Short task – Send back all the data below, exactly as given.

Dataset excerpt –
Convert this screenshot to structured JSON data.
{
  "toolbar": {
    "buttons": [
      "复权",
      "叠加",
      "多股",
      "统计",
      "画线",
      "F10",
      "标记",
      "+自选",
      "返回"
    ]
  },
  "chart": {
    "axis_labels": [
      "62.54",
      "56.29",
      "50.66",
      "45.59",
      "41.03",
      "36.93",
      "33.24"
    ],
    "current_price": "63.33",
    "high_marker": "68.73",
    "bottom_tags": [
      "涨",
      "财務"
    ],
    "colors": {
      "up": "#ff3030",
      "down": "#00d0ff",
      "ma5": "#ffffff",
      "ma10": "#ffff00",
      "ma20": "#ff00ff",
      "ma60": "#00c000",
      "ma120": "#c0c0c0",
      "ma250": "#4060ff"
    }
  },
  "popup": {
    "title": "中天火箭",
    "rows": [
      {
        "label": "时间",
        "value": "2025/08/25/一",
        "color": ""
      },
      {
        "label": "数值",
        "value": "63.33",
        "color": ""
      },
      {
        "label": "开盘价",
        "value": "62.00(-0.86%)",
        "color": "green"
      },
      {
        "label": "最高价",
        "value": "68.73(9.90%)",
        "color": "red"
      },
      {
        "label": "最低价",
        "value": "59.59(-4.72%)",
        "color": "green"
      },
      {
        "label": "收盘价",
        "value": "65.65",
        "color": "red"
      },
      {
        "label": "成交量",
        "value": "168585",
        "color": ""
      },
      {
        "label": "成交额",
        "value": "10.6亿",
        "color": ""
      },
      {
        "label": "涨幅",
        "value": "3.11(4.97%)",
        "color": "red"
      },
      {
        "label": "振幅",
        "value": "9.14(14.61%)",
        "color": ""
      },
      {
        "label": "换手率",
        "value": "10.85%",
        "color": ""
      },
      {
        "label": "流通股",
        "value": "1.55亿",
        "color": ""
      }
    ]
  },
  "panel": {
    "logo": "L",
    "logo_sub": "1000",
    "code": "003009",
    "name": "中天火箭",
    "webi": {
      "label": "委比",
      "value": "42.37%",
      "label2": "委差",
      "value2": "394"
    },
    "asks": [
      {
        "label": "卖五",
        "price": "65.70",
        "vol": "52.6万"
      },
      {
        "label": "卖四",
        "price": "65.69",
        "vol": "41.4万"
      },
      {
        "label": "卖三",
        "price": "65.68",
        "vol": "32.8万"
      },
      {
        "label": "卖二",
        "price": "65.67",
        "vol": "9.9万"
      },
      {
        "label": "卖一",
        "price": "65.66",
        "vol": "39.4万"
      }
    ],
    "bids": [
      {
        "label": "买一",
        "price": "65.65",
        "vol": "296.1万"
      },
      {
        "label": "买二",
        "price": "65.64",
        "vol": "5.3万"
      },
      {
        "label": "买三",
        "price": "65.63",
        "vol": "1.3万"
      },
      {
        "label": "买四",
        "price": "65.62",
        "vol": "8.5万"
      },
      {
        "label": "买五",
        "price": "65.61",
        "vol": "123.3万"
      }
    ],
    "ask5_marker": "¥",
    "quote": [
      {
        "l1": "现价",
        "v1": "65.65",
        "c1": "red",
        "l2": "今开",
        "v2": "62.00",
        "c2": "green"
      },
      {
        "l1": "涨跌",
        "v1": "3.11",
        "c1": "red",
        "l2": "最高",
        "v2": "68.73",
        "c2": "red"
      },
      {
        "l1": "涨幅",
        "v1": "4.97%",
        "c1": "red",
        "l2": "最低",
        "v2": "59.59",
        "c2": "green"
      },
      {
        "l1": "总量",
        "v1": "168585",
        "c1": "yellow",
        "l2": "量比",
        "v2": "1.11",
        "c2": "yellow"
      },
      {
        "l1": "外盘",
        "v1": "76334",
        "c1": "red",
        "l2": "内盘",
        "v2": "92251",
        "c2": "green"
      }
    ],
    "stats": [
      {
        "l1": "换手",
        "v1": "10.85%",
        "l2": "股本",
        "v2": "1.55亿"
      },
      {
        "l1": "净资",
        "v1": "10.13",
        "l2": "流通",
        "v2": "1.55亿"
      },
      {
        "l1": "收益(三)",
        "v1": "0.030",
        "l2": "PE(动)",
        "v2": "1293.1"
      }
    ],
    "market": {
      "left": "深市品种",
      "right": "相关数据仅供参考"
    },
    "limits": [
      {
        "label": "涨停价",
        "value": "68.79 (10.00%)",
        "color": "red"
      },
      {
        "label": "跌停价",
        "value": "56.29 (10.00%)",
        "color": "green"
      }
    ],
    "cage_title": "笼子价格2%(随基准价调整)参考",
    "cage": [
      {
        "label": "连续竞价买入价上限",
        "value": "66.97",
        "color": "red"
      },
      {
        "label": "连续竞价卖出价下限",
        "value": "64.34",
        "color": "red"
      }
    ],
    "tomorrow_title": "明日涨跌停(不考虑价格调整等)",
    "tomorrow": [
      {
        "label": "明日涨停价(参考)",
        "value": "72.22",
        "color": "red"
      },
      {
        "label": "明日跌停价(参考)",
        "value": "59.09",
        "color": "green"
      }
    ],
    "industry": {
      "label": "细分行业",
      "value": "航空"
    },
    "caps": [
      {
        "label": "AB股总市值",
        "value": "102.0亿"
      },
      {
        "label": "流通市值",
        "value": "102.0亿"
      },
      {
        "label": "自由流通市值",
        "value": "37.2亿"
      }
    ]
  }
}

Response to this task –
Convert this screenshot to structured JSON data.
{
  "toolbar": {
    "buttons": [
      "复权",
      "叠加",
      "多股",
      "统计",
      "画线",
      "F10",
      "标记",
      "+自选",
      "返回"
    ]
  },
  "chart": {
    "axis_labels": [
      "62.54",
      "56.29",
      "50.66",
      "45.59",
      "41.03",
      "36.93",
      "33.24"
    ],
    "current_price": "63.33",
    "high_marker": "68.73",
    "bottom_tags": [
      "涨",
      "财務"
    ],
    "colors": {
      "up": "#ff3030",
      "down": "#00d0ff",
      "ma5": "#ffffff",
      "ma10": "#ffff00",
      "ma20": "#ff00ff",
      "ma60": "#00c000",
      "ma120": "#c0c0c0",
      "ma250": "#4060ff"
    }
  },
  "popup": {
    "title": "中天火箭",
    "rows": [
      {
        "label": "时间",
        "value": "2025/08/25/一",
        "color": ""
      },
      {
        "label": "数值",
        "value": "63.33",
        "color": ""
      },
      {
        "label": "开盘价",
        "value": "62.00(-0.86%)",
        "color": "green"
      },
      {
        "label": "最高价",
        "value": "68.73(9.90%)",
        "color": "red"
      },
      {
        "label": "最低价",
        "value": "59.59(-4.72%)",
        "color": "green"
      },
      {
        "label": "收盘价",
        "value": "65.65",
        "color": "red"
      },
      {
        "label": "成交量",
        "value": "168585",
        "color": ""
      },
      {
        "label": "成交额",
        "value": "10.6亿",
        "color": ""
      },
      {
        "label": "涨幅",
        "value": "3.11(4.97%)",
        "color": "red"
      },
      {
        "label": "振幅",
        "value": "9.14(14.61%)",
        "color": ""
      },
      {
        "label": "换手率",
        "value": "10.85%",
        "color": ""
      },
      {
        "label": "流通股",
        "value": "1.55亿",
        "color": ""
      }
    ]
  },
  "panel": {
    "logo": "L",
    "logo_sub": "1000",
    "code": "003009",
    "name": "中天火箭",
    "webi": {
      "label": "委比",
      "value": "42.37%",
      "label2": "委差",
      "value2": "394"
    },
    "asks": [
      {
        "label": "卖五",
        "price": "65.70",
        "vol": "52.6万"
      },
      {
        "label": "卖四",
        "price": "65.69",
        "vol": "41.4万"
      },
      {
        "label": "卖三",
        "price": "65.68",
        "vol": "32.8万"
      },
      {
        "label": "卖二",
        "price": "65.67",
        "vol": "9.9万"
      },
      {
        "label": "卖一",
        "price": "65.66",
        "vol": "39.4万"
      }
    ],
    "bids": [
      {
        "label": "买一",
        "price": "65.65",
        "vol": "296.1万"
      },
      {
        "label": "买二",
        "price": "65.64",
        "vol": "5.3万"
      },
      {
        "label": "买三",
        "price": "65.63",
        "vol": "1.3万"
      },
      {
        "label": "买四",
        "price": "65.62",
        "vol": "8.5万"
      },
      {
        "label": "买五",
        "price": "65.61",
        "vol": "123.3万"
      }
    ],
    "ask5_marker": "¥",
    "quote": [
      {
        "l1": "现价",
        "v1": "65.65",
        "c1": "red",
        "l2": "今开",
        "v2": "62.00",
        "c2": "green"
      },
      {
        "l1": "涨跌",
        "v1": "3.11",
        "c1": "red",
        "l2": "最高",
        "v2": "68.73",
        "c2": "red"
      },
      {
        "l1": "涨幅",
        "v1": "4.97%",
        "c1": "red",
        "l2": "最低",
        "v2": "59.59",
        "c2": "green"
      },
      {
        "l1": "总量",
        "v1": "168585",
        "c1": "yellow",
        "l2": "量比",
        "v2": "1.11",
        "c2": "yellow"
      },
      {
        "l1": "外盘",
        "v1": "76334",
        "c1": "red",
        "l2": "内盘",
        "v2": "92251",
        "c2": "green"
      }
    ],
    "stats": [
      {
        "l1": "换手",
        "v1": "10.85%",
        "l2": "股本",
        "v2": "1.55亿"
      },
      {
        "l1": "净资",
        "v1": "10.13",
        "l2": "流通",
        "v2": "1.55亿"
      },
      {
        "l1": "收益(三)",
        "v1": "0.030",
        "l2": "PE(动)",
        "v2": "1293.1"
      }
    ],
    "market": {
      "left": "深市品种",
      "right": "相关数据仅供参考"
    },
    "limits": [
      {
        "label": "涨停价",
        "value": "68.79 (10.00%)",
        "color": "red"
      },
      {
        "label": "跌停价",
        "value": "56.29 (10.00%)",
        "color": "green"
      }
    ],
    "cage_title": "笼子价格2%(随基准价调整)参考",
    "cage": [
      {
        "label": "连续竞价买入价上限",
        "value": "66.97",
        "color": "red"
      },
      {
        "label": "连续竞价卖出价下限",
        "value": "64.34",
        "color": "red"
      }
    ],
    "tomorrow_title": "明日涨跌停(不考虑价格调整等)",
    "tomorrow": [
      {
        "label": "明日涨停价(参考)",
        "value": "72.22",
        "color": "red"
      },
      {
        "label": "明日跌停价(参考)",
        "value": "59.09",
        "color": "green"
      }
    ],
    "industry": {
      "label": "细分行业",
      "value": "航空"
    },
    "caps": [
      {
        "label": "AB股总市值",
        "value": "102.0亿"
      },
      {
        "label": "流通市值",
        "value": "102.0亿"
      },
      {
        "label": "自由流通市值",
        "value": "37.2亿"
      }
    ]
  }
}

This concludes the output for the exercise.